(begin)

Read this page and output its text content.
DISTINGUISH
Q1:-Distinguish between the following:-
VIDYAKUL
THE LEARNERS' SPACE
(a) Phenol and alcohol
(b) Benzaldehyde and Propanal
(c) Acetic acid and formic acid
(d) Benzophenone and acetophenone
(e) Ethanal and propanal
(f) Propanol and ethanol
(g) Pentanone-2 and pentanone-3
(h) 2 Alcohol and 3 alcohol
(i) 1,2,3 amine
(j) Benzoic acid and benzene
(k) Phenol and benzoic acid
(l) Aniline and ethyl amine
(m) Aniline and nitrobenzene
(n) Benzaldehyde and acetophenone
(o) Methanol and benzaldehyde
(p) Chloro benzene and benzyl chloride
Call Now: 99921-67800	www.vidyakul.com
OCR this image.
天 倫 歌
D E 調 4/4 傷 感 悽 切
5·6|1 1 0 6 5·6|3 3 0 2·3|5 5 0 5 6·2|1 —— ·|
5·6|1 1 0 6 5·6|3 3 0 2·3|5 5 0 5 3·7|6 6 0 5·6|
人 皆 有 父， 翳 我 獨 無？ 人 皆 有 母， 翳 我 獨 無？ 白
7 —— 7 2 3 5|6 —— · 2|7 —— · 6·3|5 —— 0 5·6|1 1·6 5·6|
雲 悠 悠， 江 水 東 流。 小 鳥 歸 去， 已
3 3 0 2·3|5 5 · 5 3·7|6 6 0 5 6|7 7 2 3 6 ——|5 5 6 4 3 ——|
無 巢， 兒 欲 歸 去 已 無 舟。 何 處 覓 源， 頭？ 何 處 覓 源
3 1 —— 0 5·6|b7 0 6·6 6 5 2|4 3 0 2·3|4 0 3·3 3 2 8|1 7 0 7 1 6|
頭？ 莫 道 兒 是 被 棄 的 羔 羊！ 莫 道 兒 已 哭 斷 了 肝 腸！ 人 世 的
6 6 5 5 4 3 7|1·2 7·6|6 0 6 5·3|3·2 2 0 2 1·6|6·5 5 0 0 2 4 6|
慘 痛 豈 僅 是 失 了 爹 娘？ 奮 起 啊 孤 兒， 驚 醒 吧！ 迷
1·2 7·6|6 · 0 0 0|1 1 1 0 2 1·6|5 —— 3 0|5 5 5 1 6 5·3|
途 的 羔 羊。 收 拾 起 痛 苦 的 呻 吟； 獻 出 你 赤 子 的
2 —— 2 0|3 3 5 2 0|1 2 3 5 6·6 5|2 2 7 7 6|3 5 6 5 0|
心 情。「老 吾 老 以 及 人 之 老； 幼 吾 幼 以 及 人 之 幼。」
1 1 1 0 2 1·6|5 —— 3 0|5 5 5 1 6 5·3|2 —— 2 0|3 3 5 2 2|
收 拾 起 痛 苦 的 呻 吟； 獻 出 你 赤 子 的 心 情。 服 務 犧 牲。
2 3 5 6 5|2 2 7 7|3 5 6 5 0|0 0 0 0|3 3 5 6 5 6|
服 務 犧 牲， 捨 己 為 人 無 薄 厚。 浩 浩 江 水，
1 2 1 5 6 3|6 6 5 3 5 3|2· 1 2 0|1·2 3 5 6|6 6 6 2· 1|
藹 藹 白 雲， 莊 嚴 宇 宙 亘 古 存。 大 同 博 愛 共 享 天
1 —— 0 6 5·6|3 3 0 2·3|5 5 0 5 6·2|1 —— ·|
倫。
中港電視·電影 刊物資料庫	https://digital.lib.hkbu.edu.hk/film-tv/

(end)

- [Short problem]
Going through the lines above one by one, tally those with the word "this" and give only the total.

- [Written answer]
2